> [Reading text]:
========
Anthology of Technical Assets on Apache Spark’s Structured Streaming

Jules S. Damji
Databricks Engineering
4 min readAug 24, 2017

--

Older anthologies collated a collection of contributions from various authors around a theme — bounded then as a journal or periodical. Newer anthologies, however, include multiple modals of expressions — digitized now as an ebook or a blog. Both offer an exposition of the subject matter. No matter their form, they provide a single source of focused content.

In this anthology, we have compiled a collection of videos, technical blogs, podcasts, and articles that focus on Apache Spark’s Structured Streaming.

Spark Summit 2017 Keynote: Apache Spark 2.2 and Structured Streaming Demo

Databricks’ Chief Technologist Matei Zaharia thanks the community’s contributions and announces Structured Streaming as ready for production.

Easy, Scalable, Fault-tolerant Stream Processing with Structured Streaming in Apache Spark 2.2

In less than 10 lines of code, you can read streams from Apache Kafka, parse JSON payload data into separate columns, transform it, enrich it by joining with static data and write it out as a table ready for batch or ad-hoc queries. Apache Spark committers and Databricks’ engineers Michael Armbrust and Tathagata Das discuss and demonstrate that with concrete examples.

Also, they explain features that allow event-time based aggregations, arbitrary stateful operations, and automatic state management using event-time watermarks.

Continuous Applications: Evolving Streaming in Apache Spark 2.x

Last year, Databricks’ Chief Technologist Matei Zaharia shared his vision of where Apache Spark streaming is heading: Continuous Applications with Structured Streaming is the next step, he wrote.

Structured Streaming In Apache Spark: A new high-level API for streaming

Databricks’ engineers and Apache Spark committers Matei Zaharia, Tathagata Das, Michael Armbrust and Reynold Xin expound on why streaming applications are difficult to write, and how Structured Streaming addresses all the underlying complexities.

Real-time Streaming ETL with Structured Streaming in Apache Spark 2.1: Part 1 of Scalable Data @ Databricks

Databricks’ engineers Tathagata Das, Michael Armbrust and Tyson Condie show how to do streaming ETL with real-time data at scale.

Working with Complex Data Formats with Structured Streaming in Apache Spark 2.1: Part 2 of Scalable Data @ Databricks

Learn from Databricks engineers and Apache Spark contributors Burak Yavuz, Michael Armbrust, Tathagata Das, and Tyson Condie how to handle complex and nested data formats with Structured Streaming.

Processing Data in Apache Kafka with Structured Streaming in Apache Spark 2.2: Part 3 of Scalable Data @ Databricks

Databricks engineers and Spark contributors Kunal Khamar, Tyson Condie and Michael Armbrust show how easily you can read streams from Apache Kafka using Structured Streaming APIs in Apache Spark 2.2.
========
> [Entries shown]:
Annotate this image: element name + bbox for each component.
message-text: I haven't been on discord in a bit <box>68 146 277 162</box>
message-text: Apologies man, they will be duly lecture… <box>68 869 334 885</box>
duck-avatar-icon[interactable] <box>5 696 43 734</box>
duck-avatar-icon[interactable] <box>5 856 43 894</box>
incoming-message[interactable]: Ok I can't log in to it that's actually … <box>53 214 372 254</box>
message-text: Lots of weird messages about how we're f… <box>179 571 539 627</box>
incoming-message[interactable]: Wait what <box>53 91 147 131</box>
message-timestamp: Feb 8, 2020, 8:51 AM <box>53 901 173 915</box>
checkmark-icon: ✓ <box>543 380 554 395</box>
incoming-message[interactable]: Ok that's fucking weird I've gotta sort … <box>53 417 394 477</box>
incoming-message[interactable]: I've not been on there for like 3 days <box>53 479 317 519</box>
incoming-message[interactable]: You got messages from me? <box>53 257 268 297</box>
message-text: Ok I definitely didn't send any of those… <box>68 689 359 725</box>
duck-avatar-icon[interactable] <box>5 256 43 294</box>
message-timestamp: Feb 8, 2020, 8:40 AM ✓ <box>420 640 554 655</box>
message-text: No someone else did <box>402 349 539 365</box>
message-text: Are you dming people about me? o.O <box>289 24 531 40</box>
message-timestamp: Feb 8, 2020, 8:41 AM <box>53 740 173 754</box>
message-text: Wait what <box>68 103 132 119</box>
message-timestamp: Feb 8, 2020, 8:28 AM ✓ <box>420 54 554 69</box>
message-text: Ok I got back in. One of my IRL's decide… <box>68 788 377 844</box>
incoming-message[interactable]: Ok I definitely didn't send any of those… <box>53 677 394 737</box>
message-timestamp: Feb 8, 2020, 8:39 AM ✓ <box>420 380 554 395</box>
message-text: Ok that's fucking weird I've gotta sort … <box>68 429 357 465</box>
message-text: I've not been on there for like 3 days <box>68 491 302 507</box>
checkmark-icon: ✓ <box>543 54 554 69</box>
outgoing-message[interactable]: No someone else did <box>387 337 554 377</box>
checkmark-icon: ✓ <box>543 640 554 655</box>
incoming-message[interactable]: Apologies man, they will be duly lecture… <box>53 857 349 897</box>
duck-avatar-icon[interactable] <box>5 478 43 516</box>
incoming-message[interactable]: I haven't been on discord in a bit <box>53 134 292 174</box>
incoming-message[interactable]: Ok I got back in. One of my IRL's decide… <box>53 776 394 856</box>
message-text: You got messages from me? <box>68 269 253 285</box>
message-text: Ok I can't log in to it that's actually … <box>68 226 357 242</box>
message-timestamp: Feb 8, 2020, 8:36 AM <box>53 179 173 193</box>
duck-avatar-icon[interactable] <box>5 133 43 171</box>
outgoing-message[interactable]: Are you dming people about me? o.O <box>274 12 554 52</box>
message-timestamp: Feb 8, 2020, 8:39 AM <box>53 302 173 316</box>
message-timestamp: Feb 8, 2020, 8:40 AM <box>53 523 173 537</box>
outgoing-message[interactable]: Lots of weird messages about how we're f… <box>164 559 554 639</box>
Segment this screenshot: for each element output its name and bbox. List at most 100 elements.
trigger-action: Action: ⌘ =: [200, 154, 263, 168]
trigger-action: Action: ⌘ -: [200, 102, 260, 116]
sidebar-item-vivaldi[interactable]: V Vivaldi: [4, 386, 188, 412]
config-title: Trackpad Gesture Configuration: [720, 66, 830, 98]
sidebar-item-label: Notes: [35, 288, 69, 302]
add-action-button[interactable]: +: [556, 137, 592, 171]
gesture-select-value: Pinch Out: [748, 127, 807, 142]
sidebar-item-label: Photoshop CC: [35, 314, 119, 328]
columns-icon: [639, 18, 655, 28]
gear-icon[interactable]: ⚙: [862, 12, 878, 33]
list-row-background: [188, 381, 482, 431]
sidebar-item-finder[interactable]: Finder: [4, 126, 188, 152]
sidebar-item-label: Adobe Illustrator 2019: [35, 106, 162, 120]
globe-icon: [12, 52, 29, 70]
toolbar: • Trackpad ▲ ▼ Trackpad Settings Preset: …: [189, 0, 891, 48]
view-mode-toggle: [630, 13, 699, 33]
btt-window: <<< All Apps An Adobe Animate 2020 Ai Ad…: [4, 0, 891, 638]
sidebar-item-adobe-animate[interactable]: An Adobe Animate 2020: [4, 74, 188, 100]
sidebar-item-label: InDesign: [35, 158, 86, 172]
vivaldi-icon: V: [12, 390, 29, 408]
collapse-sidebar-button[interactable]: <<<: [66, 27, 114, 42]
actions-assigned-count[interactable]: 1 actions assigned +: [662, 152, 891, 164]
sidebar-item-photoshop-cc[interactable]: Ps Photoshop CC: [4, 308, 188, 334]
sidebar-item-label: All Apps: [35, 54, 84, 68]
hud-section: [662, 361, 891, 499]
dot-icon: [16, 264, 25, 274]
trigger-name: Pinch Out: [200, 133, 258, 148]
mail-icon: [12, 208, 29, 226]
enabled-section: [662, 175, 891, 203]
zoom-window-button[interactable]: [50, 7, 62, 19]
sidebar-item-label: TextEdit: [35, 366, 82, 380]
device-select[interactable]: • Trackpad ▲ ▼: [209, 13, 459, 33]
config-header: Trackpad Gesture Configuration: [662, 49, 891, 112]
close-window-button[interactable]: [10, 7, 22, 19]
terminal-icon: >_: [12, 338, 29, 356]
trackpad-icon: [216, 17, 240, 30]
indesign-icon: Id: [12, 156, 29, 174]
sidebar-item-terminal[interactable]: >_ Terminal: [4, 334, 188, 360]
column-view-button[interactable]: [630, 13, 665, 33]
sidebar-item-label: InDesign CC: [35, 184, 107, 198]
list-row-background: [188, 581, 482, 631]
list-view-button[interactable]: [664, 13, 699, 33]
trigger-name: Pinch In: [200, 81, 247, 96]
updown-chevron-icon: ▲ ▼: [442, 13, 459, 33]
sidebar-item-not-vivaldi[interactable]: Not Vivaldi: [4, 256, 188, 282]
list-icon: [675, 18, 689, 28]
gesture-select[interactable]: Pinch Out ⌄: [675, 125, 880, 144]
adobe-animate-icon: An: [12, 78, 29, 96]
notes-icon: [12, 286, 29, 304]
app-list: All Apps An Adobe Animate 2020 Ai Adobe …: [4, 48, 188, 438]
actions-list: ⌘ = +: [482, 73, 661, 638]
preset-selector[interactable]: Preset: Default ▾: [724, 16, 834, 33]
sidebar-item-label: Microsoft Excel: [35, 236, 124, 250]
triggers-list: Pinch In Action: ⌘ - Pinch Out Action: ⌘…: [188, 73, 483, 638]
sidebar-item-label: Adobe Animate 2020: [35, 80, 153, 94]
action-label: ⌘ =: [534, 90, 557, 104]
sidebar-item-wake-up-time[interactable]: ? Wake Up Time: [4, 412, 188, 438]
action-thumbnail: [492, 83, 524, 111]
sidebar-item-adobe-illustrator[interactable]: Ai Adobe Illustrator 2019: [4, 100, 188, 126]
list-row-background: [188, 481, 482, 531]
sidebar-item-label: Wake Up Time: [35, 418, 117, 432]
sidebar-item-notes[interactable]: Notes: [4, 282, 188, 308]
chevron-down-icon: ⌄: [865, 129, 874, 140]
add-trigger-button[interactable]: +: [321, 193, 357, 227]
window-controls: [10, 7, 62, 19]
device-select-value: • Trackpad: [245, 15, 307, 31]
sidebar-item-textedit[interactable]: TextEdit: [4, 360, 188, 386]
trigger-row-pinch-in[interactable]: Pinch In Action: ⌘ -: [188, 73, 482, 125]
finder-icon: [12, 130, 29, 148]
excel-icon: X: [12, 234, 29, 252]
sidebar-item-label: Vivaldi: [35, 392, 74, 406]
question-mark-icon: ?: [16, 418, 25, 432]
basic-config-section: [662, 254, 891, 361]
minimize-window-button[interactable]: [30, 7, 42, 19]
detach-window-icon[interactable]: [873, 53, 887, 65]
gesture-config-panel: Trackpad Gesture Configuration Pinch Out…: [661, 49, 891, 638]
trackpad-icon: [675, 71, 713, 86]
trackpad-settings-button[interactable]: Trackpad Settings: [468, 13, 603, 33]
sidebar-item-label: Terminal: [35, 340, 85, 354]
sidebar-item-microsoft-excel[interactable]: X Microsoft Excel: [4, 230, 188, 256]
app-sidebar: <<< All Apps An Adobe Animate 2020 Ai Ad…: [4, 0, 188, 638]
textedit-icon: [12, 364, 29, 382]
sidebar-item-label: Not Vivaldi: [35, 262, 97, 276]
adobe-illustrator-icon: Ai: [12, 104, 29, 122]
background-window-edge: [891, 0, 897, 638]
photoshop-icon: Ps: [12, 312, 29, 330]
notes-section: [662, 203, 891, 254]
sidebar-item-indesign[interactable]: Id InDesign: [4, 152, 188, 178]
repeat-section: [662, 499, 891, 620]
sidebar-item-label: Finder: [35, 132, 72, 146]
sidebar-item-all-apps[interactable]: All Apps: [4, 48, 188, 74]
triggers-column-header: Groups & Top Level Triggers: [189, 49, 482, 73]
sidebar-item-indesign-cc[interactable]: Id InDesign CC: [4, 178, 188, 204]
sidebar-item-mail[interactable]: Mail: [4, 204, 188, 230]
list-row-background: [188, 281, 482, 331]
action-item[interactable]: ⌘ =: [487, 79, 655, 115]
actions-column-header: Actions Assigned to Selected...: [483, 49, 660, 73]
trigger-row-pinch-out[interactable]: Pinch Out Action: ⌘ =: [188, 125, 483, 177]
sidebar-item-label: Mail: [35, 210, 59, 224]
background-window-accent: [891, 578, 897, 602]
========
> [Stated goal A]: In the Structured Streaming anthology, rewrite the paragraph that begins "In less than 10 lines of code" as a short list, keeping its main facts.
> [Stated goal B]: Continue the Structured Streaming anthology from its last entry.

> [Task answer A]:
- With fewer than 10 lines of code, you can:
  - read streams from Apache Kafka
  - parse JSON payload data into separate columns
  - transform the data
  - enrich it by joining with static data
  - write it out as a table ready for batch or ad-hoc queries
- Apache Spark committers and Databricks engineers Michael Armbrust and Tathagata Das discuss and demonstrate this with concrete examples.

> [Task answer B]:
Event-time Aggregation and Watermarking in Apache Spark’s Structured Streaming: Part 4 of Scalable Data @ Databricks

How to do event-time aggregations and watermarking using simple Structured Streaming APIs? Databricks engineer and Spark committer Tathagata Das explains how.

Taking Apache Spark’s Structured Streaming to Production: Part 5 of Scalable Data @ Databricks

How do you ensure your Structured Streaming Application is ready for production. Product Manager Bill Chambers and Apache Spark committer Michael Armbrust lay out the vital steps, using simple APIs for alerts and monitoring streaming query states.

Running Streaming Jobs Once a Day For 10x Cost Savings: Part 6 of Scalable Data @ Databricks

Apache Spark contributors Burak Yavuz and Tyson Condie demonstrate how to control and curb costs by using simple APIs such as Run Once trigger feature added to Structured Streaming in Spark 2.2. You get all the benefits of the Catalyst Optimizer incrementalizing your workload and the cost savings of not having an idle cluster lying around.

Real-Time End-to-End Integration with Apache Kafka in Apache Spark’s Structured Streaming

Databricks Senior Solution Architect Sunil Sitaula guides you through an end-to-end integration with Apache Kafka, consuming messages from it, doing simple to complex windowing ETL, and pushing the desired output to various sinks such as memory, console, file, databases, and back to Kafka itself.

Making Apache Spark the Fastest Open Source Streaming Engine

Databricks’ lead on Structured Streaming and Spark committer Michael Armbrust avers why Structured Streaming is the fastest open source engine compared to other streaming engines.

Apache Spark’s Structured Streaming with Amazon Kinesis on Databricks: A quick guide on how to get started with Kinesis Connector

Databricks’ Spark Community Evangelist outlines steps to use AWS Kinesis with Structured Streaming in Apache Spark 2.2 on Databricks Runtime 3.0.

Arbitrary Stateful Aggregations in Structured Streaming in Apache Spark

In this Bay Area Apache Spark Meetup talk, Burak Yavuz, Spark committer and Databricks software engineer, expands on how to use Structured Streaming APIs to maintain stateful aggregations.

Structured Streaming Comes to Apache Spark 2.0

O’Reilly’s Chief Data Scientist Ben Lorica sits down with Michael Armbrust and talks about life and structured streaming.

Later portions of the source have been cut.